▸ Dataset records:
* Begin *

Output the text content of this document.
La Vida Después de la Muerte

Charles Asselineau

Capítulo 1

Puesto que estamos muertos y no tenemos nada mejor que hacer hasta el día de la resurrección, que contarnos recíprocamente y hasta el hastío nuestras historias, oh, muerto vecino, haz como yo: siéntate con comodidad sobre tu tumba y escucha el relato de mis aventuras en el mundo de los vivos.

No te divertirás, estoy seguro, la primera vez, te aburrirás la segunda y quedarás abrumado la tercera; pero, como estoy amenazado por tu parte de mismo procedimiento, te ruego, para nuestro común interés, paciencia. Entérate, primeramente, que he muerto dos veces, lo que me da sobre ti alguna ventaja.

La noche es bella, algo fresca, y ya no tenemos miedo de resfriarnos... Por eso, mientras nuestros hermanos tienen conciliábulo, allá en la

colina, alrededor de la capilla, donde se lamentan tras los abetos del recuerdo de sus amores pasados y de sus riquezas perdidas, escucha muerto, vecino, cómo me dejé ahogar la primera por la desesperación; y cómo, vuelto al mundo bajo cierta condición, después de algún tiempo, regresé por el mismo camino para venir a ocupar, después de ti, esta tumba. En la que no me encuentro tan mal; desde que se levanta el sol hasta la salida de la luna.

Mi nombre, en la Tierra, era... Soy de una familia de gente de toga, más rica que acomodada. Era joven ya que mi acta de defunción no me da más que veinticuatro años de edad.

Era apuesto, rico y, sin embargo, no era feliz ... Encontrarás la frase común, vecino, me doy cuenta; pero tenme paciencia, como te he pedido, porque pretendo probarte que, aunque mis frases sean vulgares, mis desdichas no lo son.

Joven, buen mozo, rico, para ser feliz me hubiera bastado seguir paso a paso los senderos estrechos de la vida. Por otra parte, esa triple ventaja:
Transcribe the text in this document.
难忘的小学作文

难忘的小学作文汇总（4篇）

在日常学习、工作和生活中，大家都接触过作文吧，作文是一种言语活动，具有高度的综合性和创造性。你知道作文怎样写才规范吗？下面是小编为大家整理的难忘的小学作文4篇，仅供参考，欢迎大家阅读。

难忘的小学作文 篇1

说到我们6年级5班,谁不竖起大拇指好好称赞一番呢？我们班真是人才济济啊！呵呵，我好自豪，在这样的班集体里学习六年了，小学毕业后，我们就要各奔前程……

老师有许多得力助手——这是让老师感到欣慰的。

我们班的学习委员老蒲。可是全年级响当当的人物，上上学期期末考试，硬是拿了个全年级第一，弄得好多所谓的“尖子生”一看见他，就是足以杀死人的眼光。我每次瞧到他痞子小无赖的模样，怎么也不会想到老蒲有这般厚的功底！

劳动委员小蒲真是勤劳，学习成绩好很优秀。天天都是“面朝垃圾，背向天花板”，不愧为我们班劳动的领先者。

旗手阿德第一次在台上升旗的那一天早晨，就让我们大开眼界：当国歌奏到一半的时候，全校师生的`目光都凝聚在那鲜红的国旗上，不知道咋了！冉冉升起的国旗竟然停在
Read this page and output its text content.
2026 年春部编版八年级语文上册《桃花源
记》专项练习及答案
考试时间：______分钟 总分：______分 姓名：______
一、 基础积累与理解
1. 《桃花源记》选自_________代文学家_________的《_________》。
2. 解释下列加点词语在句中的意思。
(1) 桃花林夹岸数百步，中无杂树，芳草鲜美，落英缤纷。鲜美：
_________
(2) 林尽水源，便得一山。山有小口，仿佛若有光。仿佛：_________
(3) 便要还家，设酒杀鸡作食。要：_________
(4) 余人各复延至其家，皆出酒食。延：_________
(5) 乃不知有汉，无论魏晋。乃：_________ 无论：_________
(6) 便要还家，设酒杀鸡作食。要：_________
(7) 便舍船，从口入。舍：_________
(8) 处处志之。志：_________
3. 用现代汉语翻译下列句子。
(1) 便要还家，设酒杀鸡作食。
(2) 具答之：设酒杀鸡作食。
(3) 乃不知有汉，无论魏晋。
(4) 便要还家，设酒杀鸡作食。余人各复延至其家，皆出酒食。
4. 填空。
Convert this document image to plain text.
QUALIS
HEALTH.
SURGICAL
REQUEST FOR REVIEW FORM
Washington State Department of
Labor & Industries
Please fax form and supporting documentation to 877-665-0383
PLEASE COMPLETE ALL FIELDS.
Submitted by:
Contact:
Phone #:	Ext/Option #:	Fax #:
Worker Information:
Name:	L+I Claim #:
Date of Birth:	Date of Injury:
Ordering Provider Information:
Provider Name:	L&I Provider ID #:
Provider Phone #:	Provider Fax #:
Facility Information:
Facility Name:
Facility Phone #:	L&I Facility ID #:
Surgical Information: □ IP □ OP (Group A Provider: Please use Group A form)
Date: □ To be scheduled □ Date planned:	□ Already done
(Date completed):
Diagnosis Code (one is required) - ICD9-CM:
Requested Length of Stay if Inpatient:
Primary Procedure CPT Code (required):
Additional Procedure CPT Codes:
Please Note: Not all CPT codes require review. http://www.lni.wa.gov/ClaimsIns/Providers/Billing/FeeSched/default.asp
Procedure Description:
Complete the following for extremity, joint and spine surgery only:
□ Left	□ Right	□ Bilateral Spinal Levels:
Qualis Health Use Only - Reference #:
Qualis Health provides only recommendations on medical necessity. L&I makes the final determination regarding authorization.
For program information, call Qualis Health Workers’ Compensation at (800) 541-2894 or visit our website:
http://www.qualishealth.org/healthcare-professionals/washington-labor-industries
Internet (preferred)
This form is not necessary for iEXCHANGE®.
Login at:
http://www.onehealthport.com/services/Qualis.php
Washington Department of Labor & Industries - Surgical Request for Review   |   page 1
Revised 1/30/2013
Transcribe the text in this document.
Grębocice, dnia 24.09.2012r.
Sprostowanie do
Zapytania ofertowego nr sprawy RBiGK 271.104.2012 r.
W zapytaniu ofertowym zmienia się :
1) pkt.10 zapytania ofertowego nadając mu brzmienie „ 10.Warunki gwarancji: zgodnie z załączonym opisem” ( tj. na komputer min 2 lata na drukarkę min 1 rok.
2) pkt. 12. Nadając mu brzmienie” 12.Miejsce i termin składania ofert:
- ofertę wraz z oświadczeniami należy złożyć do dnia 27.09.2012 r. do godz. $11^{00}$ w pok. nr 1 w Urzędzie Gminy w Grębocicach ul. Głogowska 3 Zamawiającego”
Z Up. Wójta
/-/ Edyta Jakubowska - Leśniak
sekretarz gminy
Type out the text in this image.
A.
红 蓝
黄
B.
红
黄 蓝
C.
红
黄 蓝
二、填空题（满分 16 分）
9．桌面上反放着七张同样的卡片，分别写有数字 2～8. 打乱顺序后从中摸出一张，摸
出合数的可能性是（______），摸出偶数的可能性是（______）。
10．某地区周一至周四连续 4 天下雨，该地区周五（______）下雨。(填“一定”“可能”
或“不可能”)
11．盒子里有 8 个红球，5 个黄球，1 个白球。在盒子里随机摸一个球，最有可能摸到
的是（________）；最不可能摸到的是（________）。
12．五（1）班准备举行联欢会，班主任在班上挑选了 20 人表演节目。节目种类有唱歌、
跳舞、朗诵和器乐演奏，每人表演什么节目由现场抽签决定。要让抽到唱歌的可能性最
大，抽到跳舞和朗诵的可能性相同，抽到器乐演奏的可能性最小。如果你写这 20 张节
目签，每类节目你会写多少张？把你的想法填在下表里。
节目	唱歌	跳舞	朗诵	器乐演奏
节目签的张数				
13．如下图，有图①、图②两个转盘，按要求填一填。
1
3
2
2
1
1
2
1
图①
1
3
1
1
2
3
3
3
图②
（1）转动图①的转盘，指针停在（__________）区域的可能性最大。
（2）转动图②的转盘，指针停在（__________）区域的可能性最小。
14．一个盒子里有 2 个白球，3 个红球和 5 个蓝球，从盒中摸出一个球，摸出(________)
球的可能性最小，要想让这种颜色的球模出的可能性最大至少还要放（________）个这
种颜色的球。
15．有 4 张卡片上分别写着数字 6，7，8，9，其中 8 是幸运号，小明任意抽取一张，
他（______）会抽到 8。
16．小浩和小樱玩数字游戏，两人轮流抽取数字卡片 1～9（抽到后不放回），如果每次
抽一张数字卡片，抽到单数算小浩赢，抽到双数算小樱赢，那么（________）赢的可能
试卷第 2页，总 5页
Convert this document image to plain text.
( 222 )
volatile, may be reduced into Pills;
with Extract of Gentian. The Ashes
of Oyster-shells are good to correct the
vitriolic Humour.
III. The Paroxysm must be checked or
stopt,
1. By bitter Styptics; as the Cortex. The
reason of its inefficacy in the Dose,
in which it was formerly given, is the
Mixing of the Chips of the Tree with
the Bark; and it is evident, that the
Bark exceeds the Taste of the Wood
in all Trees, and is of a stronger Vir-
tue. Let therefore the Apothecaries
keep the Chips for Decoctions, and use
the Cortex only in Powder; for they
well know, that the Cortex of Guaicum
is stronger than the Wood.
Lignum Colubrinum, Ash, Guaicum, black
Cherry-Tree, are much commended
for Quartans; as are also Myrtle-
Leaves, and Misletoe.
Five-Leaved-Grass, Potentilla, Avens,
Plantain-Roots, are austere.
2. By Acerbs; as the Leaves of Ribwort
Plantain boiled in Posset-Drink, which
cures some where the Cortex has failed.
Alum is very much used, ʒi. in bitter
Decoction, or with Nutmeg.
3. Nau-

* End *

▸ What the exercise asks:
Which lines contain "mundo"? Copy each of them out.

▸ Answer to this task:
Puesto que estamos muertos y no tenemos nada mejor que hacer hasta el día de la resurrección, que contarnos recíprocamente y hasta el hastío nuestras historias, oh, muerto vecino, haz como yo: siéntate con comodidad sobre tu tumba y escucha el relato de mis aventuras en el mundo de los vivos.
colina, alrededor de la capilla, donde se lamentan tras los abetos del recuerdo de sus amores pasados y de sus riquezas perdidas, escucha muerto, vecino, cómo me dejé ahogar la primera por la desesperación; y cómo, vuelto al mundo bajo cierta condición, después de algún tiempo, regresé por el mismo camino para venir a ocupar, después de ti, esta tumba. En la que no me encuentro tan mal; desde que se levanta el sol hasta la salida de la luna.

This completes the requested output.